Find and return every line of the data that contains the word "verdeeld".

***** Dataset *****

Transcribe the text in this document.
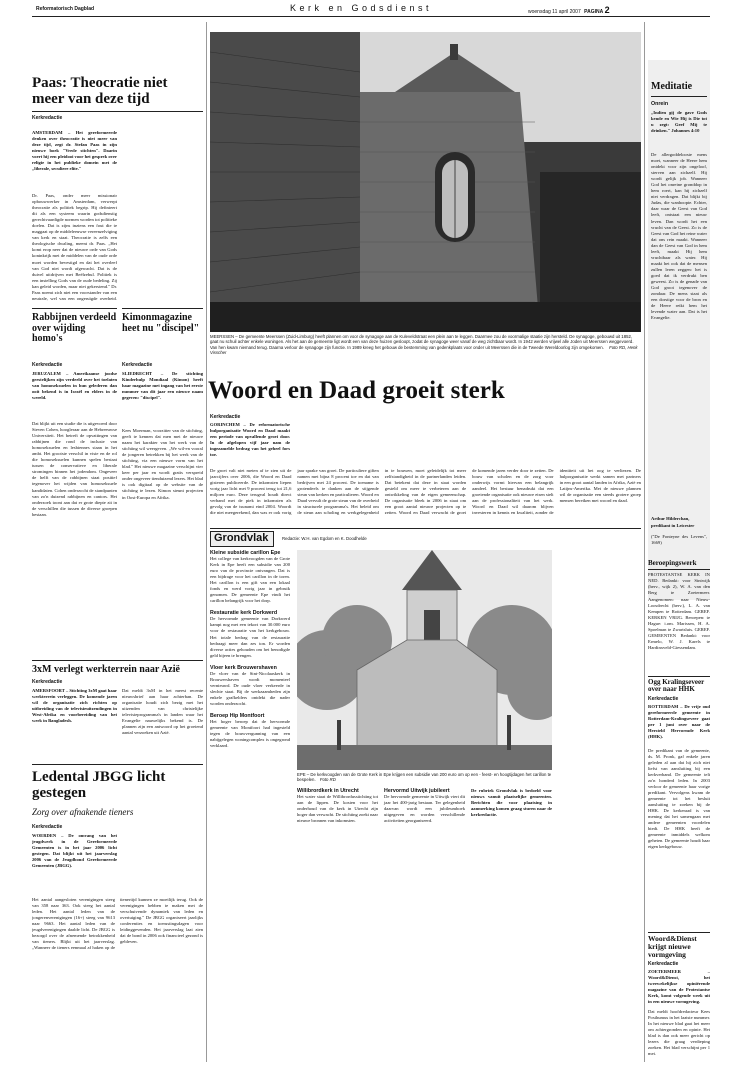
Reformatorisch Dagblad	Kerk en Godsdienst	woensdag 11 april 2007 PAGINA 2
Paas: Theocratie niet meer van deze tijd
Kerkredactie
AMSTERDAM – Het gereformeerde denken over theocratie is niet meer van deze tijd, zegt dr. Stefan Paas in zijn nieuwe boek "Vrede stichten". Daarin voert hij een pleidooi voor het gesprek over religie in het publieke domein met de „liberale, seculiere elite."
Dr. Paas, onder meer missionair opbouwwerker in Amsterdam, verwerpt theocratie als politiek begrip. Hij definieert dit als een systeem waarin godsdienstig gerechtvaardigde normen worden tot politieke doelen. Dat is zijns inziens een fout die te maggaat op de middeleeuwse vereenzelviging van kerk en staat. Theocratie is zelfs een theologische dwaling, meent dr. Paas. „Het komt erop neer dat de nieuwe orde van Gods koninkrijk met de middelen van de oude orde moet worden bevestigd en dat het overleef van God niet wordt afgewacht. Dat is de duivel uitdrijven met Beëlzebul. Politiek is een instelling Gods van de oude bedeling. Zij kan geleid worden, maar niet gekerstend." Dr. Paas noemt zich niet een voorstander van een neutrale, wel van een ongeruïgde overheid.
Rabbijnen verdeeld over wijding homo's
Kerkredactie
JERUZALEM – Amerikaanse joodse geestelijken zijn verdeeld over het toelaten van homoseksuelen in hun gelederen dan ooit bekend is in Israël en elders in de wereld.
Dat blijkt uit een studie die is uitgevoerd door Steven Cohen, hoogleraar aan de Hebreeuwse Universiteit. Het betreft de opvattingen van rabbijnen die rond de inclusie van homoseksuelen en lesbiennes staan in het ambt. Het grootste verschil in visie en de rol die homoseksuelen kunnen spelen bestaat tussen de conservatieve en liberale stromingen binnen het jodendom. Ongeveer de helft van de rabbijnen staat positief tegenover het wijden van homoseksuele kandidaten. Cohen onderzocht de standpunten van zo'n duizend rabbijnen en cantors. Het onderzoek toont aan dat er grote diepte zit in de verschillen die tussen de diverse groepen bestaan.
Kimonmagazine heet nu "discipel"
Kerkredactie
SLIEDRECHT – De stichting Kinderhulp Mondiaal (Kimon) heeft haar magazine met ingang van het eerste nummer van dit jaar een nieuwe naam gegeven: "discipel".
Kees Moerman, voorzitter van de stichting, geeft te kennen dat men met de nieuwe naam het karakter van het werk van de stichting wil weergeven. „We wil-en vooral de jongeren betrekken bij het werk van de stichting, via een nieuwe vorm van het blad." Het nieuwe magazine verschijnt vier keer per jaar en wordt gratis verspreid onder ongeveer tienduizend lezers. Het blad is ook digitaal op de website van de stichting te lezen. Kimon steunt projecten in Oost-Europa en Afrika.
3xM verlegt werkterrein naar Azië
Kerkredactie
AMERSFOORT – Stichting 3xM gaat haar werkterrein verleggen. De komende jaren wil de organisatie zich richten op uitbreiding van de televisieuitzendingen in West-Afrika en voorbereiding van het werk in Bangladesh.
Dat meldt 3xM in het meest recente nieuwsbrief aan haar achterban. De organisatie houdt zich bezig met het uitzenden van christelijke televisieprogramma's in landen waar het Evangelie nauwelijks bekend is. De plannen zijn een antwoord op het groeiend aantal verzoeken uit Azië.
Ledental JBGG licht gestegen
Zorg over afnakende tieners
Kerkredactie
WOERDEN – De omvang van het jeugdwerk in de Gereformeerde Gemeenten is in het jaar 2006 licht gestegen. Dat blijkt uit het jaarverslag 2006 van de Jeugdbond Gereformeerde Gemeenten (JBGG).
Het aantal aangesloten verenigingen steeg van 358 naar 363. Ook steeg het aantal leden. Het aantal leden van de jongerenverenigingen (16+) steeg van 9613 naar 9663. Het aantal leden van de jeugdverenigingen daalde licht. De JBGG is bezorgd over de afnemende betrokkenheid van tieners. Blijkt uit het jaarverslag. „Wanneer de tieners eenmaal af haken op de tienertijd kunnen ze moeilijk terug. Ook de verenigingen hebben te maken met de verschuivende dynamiek van leden en overtuiging." De JBGG organiseert jaarlijks conferenties en toerustingsdagen voor leidinggevenden. Het jaarverslag laat zien dat de bond in 2006 ook financieel gezond is gebleven.
MEERSSEN – De gemeente Meerssen (Zuid-Limburg) heeft plannen om voor de synagoge aan de Kuleveldstraat een plein aan te leggen. Daarmee zou de voormalige staatie zijn hersteld. De synagoge, gebouwd uit 1852, gaat nu schuil achter enkele woningen. Als het aan de gemeente ligt wordt een van deze huizen gesloopt, zodat de synagoge weer vanaf de weg zichtbaar wordt. In 1942 werden vrijwel alle Joden uit Meerssen weggevoerd. Van hen kwam niemand terug. Daarna verloor de synagoge zijn functie. In 1989 kreeg het gebouw de bestemming van gedenkplaats voor onder uit Meerssen die in de Tweede Wereldoorlog zijn omgekomen. Foto RD, Henk Visscher
Woord en Daad groeit sterk
Kerkredactie
GORINCHEM – De reformatorische hulporganisatie Woord en Daad maakt een periode van opvallende groei door. In de afgelopen vijf jaar nam de ingezamelde bedrag van het geheel fors toe.
De groei valt niet meten af te zien uit de jaarcijfers over 2006, die Woord en Daad gisteren publiceerde. De inkomsten liepen vorig jaar licht met 9 procent terug tot 21,6 miljoen euro. Deze terugval houdt direct verband met de piek in inkomsten als gevolg van de tsunami eind 2004. Woordt die niet meegerekend, dan was er ook vorig jaar sprake van groei. De particuliere giften namen met bijna 8 procent toe en dat van bedrijven met 24 procent. De toename is grotendeels te danken aan de stijgende steun van kerken en particulieren. Woord en Daad vervult de grote steun van de overheid in structurele programma's. Het beleid om de steun aan scholing en werkgelegenheid in te bouwen, moet geleidelijk tot meer zelfstandigheid in de partnerlanden leiden. Dat betekent dat deze in staat worden gesteld om meer te verbeteren aan de ontwikkeling van de eigen gemeenschap. De organisatie bleek in 2006 in staat om een groot aantal nieuwe projecten op te zetten. Woord en Daad verwacht de groei de komende jaren verder door te zetten. De bouw van scholen en de zorg voor onderwijs vormt hiervan een belangrijk aandeel. Het bestuur benadrukt dat een groeiende organisatie ook nieuwe eisen stelt aan de professionaliteit van het werk. Woord en Daad wil daarom blijven investeren in kennis en kwaliteit, zonder de identiteit uit het oog te verliezen. De hulporganisatie werkt samen met partners in een groot aantal landen in Afrika, Azië en Latijns-Amerika. Met de nieuwe plannen wil de organisatie een steeds grotere groep mensen bereiken met woord en daad.
Grondvlak	Redactie: W.H. van Egdom en K. Doodhelde
Kleine subsidie carillon Epe
Het college van kerkvoogden van de Grote Kerk in Epe heeft een subsidie van 200 euro van de provincie ontvangen. Dat is een bijdrage voor het carillon in de toren. Het carillon is een gift van een lokaal fonds en werd vorig jaar in gebruik genomen. De gemeente Epe vindt het carillon belangrijk voor het dorp.
Restauratie kerk Dorkwerd
De hervormde gemeente van Dorkwerd kampt nog met een tekort van 30.000 euro voor de restauratie van het kerkgebouw. Het totale bedrag van de restauratie bedraagt meer dan zes ton. Er worden diverse acties gehouden om het benodigde geld bijeen te brengen.
Vloer kerk Brouwershaven
De vloer van de Sint-Nicolaaskerk in Brouwershaven wordt momenteel vernieuwd. De oude vloer verkeerde in slechte staat. Bij de werkzaamheden zijn enkele grafkelders ontdekt die nader worden onderzocht.
Beroep Hip Montfoort
Het hoger beroep dat de hervormde gemeente van Montfoort had ingesteld tegen de bouwvergunning van een nabijgelegen woningcomplex is ongegrond verklaard.
EPE – De kerkvoogden van de Grote Kerk in Epe krijgen een subsidie van 200 euro om op een - feest- en hoogtijdagen het carillon te bespelen. Foto RD
Willibrordkerk in Utrecht
Het water staat de Willibrordusstichting tot aan de lippen. De kosten voor het onderhoud van de kerk in Utrecht zijn hoger dan verwacht. De stichting zoekt naar nieuwe bronnen van inkomsten.
Hervormd Uitwijk jubileert
De hervormde gemeente in Uitwijk viert dit jaar het 400-jarig bestaan. Ter gelegenheid daarvan wordt een jubileumboek uitgegeven en worden verschillende activiteiten georganiseerd.
De rubriek Grondvlak is bedoeld voor nieuws vanuit plaatselijke gemeenten. Berichten die voor plaatsing in aanmerking komen graag sturen naar de kerkredactie.
Meditatie
Onrein
„Indien gij de gave Gods kende en Wie Hij is Die tot u zegt: Geef Mij te drinken." Johannes 4:10
De allergoddelooste mens moet, wanneer de Heere hem ontdekt voor zijn ongeloof, sterven aan zichzelf. Hij wordt gelijk job. Wanneer God het onreine gronddop in hem roert, kan hij zichzelf niet verdragen. Dat blijkt bij Judas, die wanhoopte. Echter, daar waar de Geest van God leeft, ontstaat een nieuw leven. Dan wordt het een vrucht van de Geest. Zo is de Geest van God het reine water dat ons rein maakt. Wanneer dan de Geest van God in hem leeft, maakt Hij hem vruchtbaar als water. Hij maakt het ook dat de mensen zullen leren zeggen: het is goed dat ik verdrukt ben geweest. Zo is de genade van God groot tegenover de zondaar. De mens staat als een dorstige voor de bron en de Heere reikt hem het levende water aan. Dat is het Evangelie.
Arthur Hilderchan,
predikant in Leicester
("De Fonteyne des Levens", 1669)
Beroepingswerk
PROTESTANTSE KERK IN NED. Bedankt: voor Sintwijk (herv., wijk 2), W. A. van den Berg te Zoetermeer. Aangenomen: naar Nieuw-Loosdrecht (herv.), L. A. van Kempen te Rotterdam. GEREF. KERKEN VRIJG. Beroepen: te Hague: i.om. Marissen, H. A. Spoelman te Zwartsluis. GEREF. GEMEENTEN Bedankt: voor Ermelo, W. J. Karels te Hardinxveld-Giessendam.
Ogg Kralingseveer over naar HHK
Kerkredactie
ROTTERDAM – De vrije oud gereformeerde gemeente in Rotterdam-Kralingseveer gaat per 1 juni over naar de Hersteld Hervormde Kerk (HHK).
De predikant van de gemeente, ds. M. Pronk, gaf enkele jaren geleden al aan dat hij zich niet liefst van aansluiting bij een kerkverband. De gemeente telt zo'n honderd leden. In 2003 verloor de gemeente haar vorige predikant. Vervolgens kwam de gemeente tot het besluit aansluiting te zoeken bij de HHK. De kerkeraad is van mening dat het samengaan met andere gemeenten voordelen biedt. De HHK heeft de gemeente inmiddels welkom geheten. De gemeente houdt haar eigen kerkgebouw.
Woord&Dienst krijgt nieuwe vormgeving
Kerkredactie
ZOETERMEER – Woord&Dienst, het tweewekelijkse opiniërende magazine van de Protestantse Kerk, komt volgende week uit in een nieuwe vormgeving.
Dat meldt hoofdredacteur Kees Posthumus in het laatste nummer. In het nieuwe blad gaat het meer om achtergronden en opinie. Het blad is dan ook meer gericht op lezers die graag verdieping zoeken. Het blad verschijnt per 1 mei.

*****

Your response:
Rabbijnen verdeeld over wijding homo's
JERUZALEM – Amerikaanse joodse geestelijken zijn verdeeld over het toelaten van homoseksuelen in hun gelederen dan ooit bekend is in Israël en elders in de wereld.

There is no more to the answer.